• _Exercise materials_:
□ □ □ □

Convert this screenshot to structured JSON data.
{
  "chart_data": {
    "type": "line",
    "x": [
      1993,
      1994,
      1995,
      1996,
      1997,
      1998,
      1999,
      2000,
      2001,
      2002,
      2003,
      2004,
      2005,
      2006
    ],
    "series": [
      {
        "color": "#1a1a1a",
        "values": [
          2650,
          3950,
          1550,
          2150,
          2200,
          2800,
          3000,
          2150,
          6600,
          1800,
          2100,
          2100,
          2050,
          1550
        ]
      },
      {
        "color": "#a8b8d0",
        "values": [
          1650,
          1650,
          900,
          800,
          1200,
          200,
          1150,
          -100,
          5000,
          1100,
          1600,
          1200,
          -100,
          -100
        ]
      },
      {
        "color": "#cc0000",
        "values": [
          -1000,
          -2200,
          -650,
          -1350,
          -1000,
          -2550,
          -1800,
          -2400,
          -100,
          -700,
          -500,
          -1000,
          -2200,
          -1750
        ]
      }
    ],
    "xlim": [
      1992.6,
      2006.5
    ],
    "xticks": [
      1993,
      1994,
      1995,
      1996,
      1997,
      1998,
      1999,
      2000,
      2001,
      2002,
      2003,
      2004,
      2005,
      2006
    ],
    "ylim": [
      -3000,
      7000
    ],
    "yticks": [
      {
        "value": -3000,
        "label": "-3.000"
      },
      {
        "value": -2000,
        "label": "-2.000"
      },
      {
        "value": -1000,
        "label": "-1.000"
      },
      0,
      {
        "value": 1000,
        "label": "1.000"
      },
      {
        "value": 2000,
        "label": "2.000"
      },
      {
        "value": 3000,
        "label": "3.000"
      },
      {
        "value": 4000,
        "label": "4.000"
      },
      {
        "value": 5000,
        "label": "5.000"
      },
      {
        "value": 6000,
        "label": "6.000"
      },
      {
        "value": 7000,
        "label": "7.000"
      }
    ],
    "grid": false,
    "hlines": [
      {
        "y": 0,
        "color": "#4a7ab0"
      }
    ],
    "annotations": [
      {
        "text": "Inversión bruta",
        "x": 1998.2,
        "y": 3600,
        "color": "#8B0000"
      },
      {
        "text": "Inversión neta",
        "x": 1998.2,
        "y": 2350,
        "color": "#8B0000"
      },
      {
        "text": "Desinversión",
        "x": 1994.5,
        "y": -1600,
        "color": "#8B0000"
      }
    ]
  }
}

□ □ □ □

• _The task_:
Output the records above in their entirety, exactly.

• _Result below_:
Convert this screenshot to structured JSON data.
{
  "chart_data": {
    "type": "line",
    "x": [
      1993,
      1994,
      1995,
      1996,
      1997,
      1998,
      1999,
      2000,
      2001,
      2002,
      2003,
      2004,
      2005,
      2006
    ],
    "series": [
      {
        "color": "#1a1a1a",
        "values": [
          2650,
          3950,
          1550,
          2150,
          2200,
          2800,
          3000,
          2150,
          6600,
          1800,
          2100,
          2100,
          2050,
          1550
        ]
      },
      {
        "color": "#a8b8d0",
        "values": [
          1650,
          1650,
          900,
          800,
          1200,
          200,
          1150,
          -100,
          5000,
          1100,
          1600,
          1200,
          -100,
          -100
        ]
      },
      {
        "color": "#cc0000",
        "values": [
          -1000,
          -2200,
          -650,
          -1350,
          -1000,
          -2550,
          -1800,
          -2400,
          -100,
          -700,
          -500,
          -1000,
          -2200,
          -1750
        ]
      }
    ],
    "xlim": [
      1992.6,
      2006.5
    ],
    "xticks": [
      1993,
      1994,
      1995,
      1996,
      1997,
      1998,
      1999,
      2000,
      2001,
      2002,
      2003,
      2004,
      2005,
      2006
    ],
    "ylim": [
      -3000,
      7000
    ],
    "yticks": [
      {
        "value": -3000,
        "label": "-3.000"
      },
      {
        "value": -2000,
        "label": "-2.000"
      },
      {
        "value": -1000,
        "label": "-1.000"
      },
      0,
      {
        "value": 1000,
        "label": "1.000"
      },
      {
        "value": 2000,
        "label": "2.000"
      },
      {
        "value": 3000,
        "label": "3.000"
      },
      {
        "value": 4000,
        "label": "4.000"
      },
      {
        "value": 5000,
        "label": "5.000"
      },
      {
        "value": 6000,
        "label": "6.000"
      },
      {
        "value": 7000,
        "label": "7.000"
      }
    ],
    "grid": false,
    "hlines": [
      {
        "y": 0,
        "color": "#4a7ab0"
      }
    ],
    "annotations": [
      {
        "text": "Inversión bruta",
        "x": 1998.2,
        "y": 3600,
        "color": "#8B0000"
      },
      {
        "text": "Inversión neta",
        "x": 1998.2,
        "y": 2350,
        "color": "#8B0000"
      },
      {
        "text": "Desinversión",
        "x": 1994.5,
        "y": -1600,
        "color": "#8B0000"
      }
    ]
  }
}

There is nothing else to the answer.